Quote all entries exactly, leaving pictures aside.
— START OF Data supplied —
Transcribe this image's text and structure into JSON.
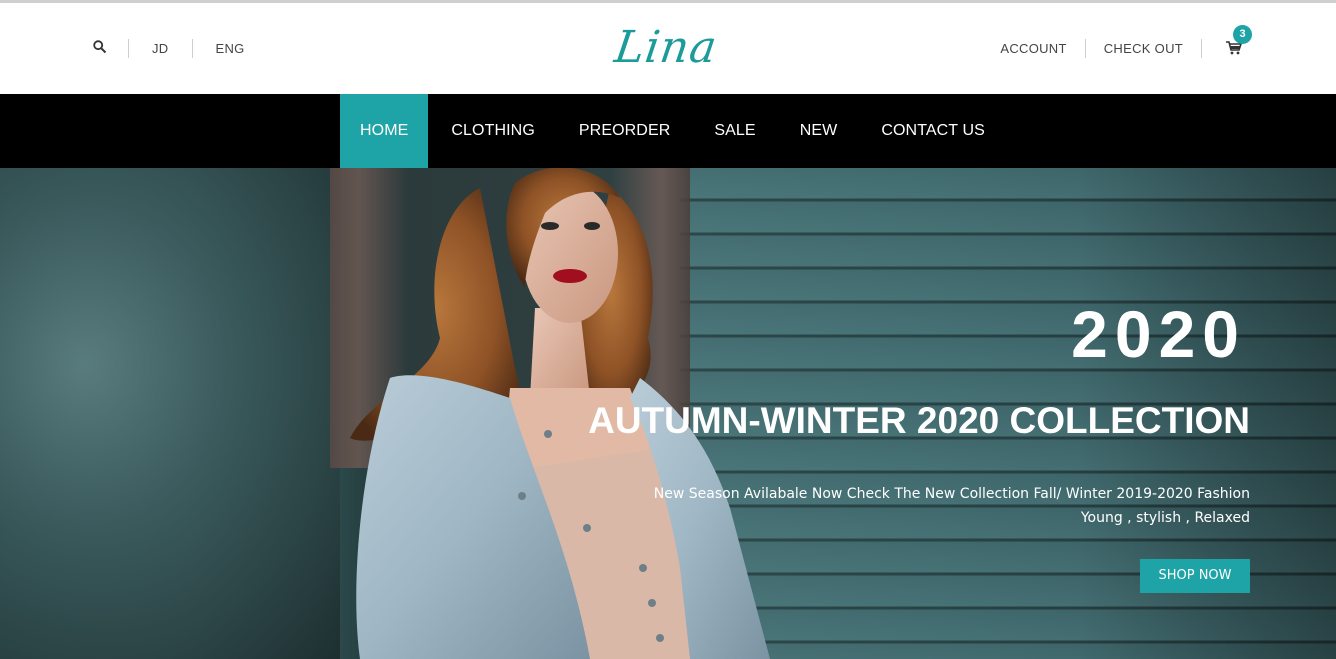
{
  "header": {
    "currency": "JD",
    "language": "ENG",
    "logo_text": "Lina",
    "account_label": "ACCOUNT",
    "checkout_label": "CHECK OUT",
    "cart_count": "3"
  },
  "nav": {
    "items": [
      {
        "label": "HOME",
        "active": true
      },
      {
        "label": "CLOTHING"
      },
      {
        "label": "PREORDER"
      },
      {
        "label": "SALE"
      },
      {
        "label": "NEW"
      },
      {
        "label": "CONTACT US"
      }
    ]
  },
  "hero": {
    "year": "2020",
    "title": "AUTUMN-WINTER 2020 COLLECTION",
    "subtitle_line1": "New Season Avilabale Now Check The New Collection Fall/ Winter 2019-2020 Fashion",
    "subtitle_line2": "Young , stylish , Relaxed",
    "cta_label": "SHOP NOW"
  },
  "colors": {
    "accent": "#1ea4a6",
    "nav_background": "#000000"
  },
  "icons": {
    "search": "search-icon",
    "cart": "cart-icon"
  }
}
— END OF Data supplied —
Result.
Transcribe this image's text and structure into JSON.
{
  "header": {
    "currency": "JD",
    "language": "ENG",
    "logo_text": "Lina",
    "account_label": "ACCOUNT",
    "checkout_label": "CHECK OUT",
    "cart_count": "3"
  },
  "nav": {
    "items": [
      {
        "label": "HOME",
        "active": true
      },
      {
        "label": "CLOTHING"
      },
      {
        "label": "PREORDER"
      },
      {
        "label": "SALE"
      },
      {
        "label": "NEW"
      },
      {
        "label": "CONTACT US"
      }
    ]
  },
  "hero": {
    "year": "2020",
    "title": "AUTUMN-WINTER 2020 COLLECTION",
    "subtitle_line1": "New Season Avilabale Now Check The New Collection Fall/ Winter 2019-2020 Fashion",
    "subtitle_line2": "Young , stylish , Relaxed",
    "cta_label": "SHOP NOW"
  },
  "colors": {
    "accent": "#1ea4a6",
    "nav_background": "#000000"
  },
  "icons": {
    "search": "search-icon",
    "cart": "cart-icon"
  }
}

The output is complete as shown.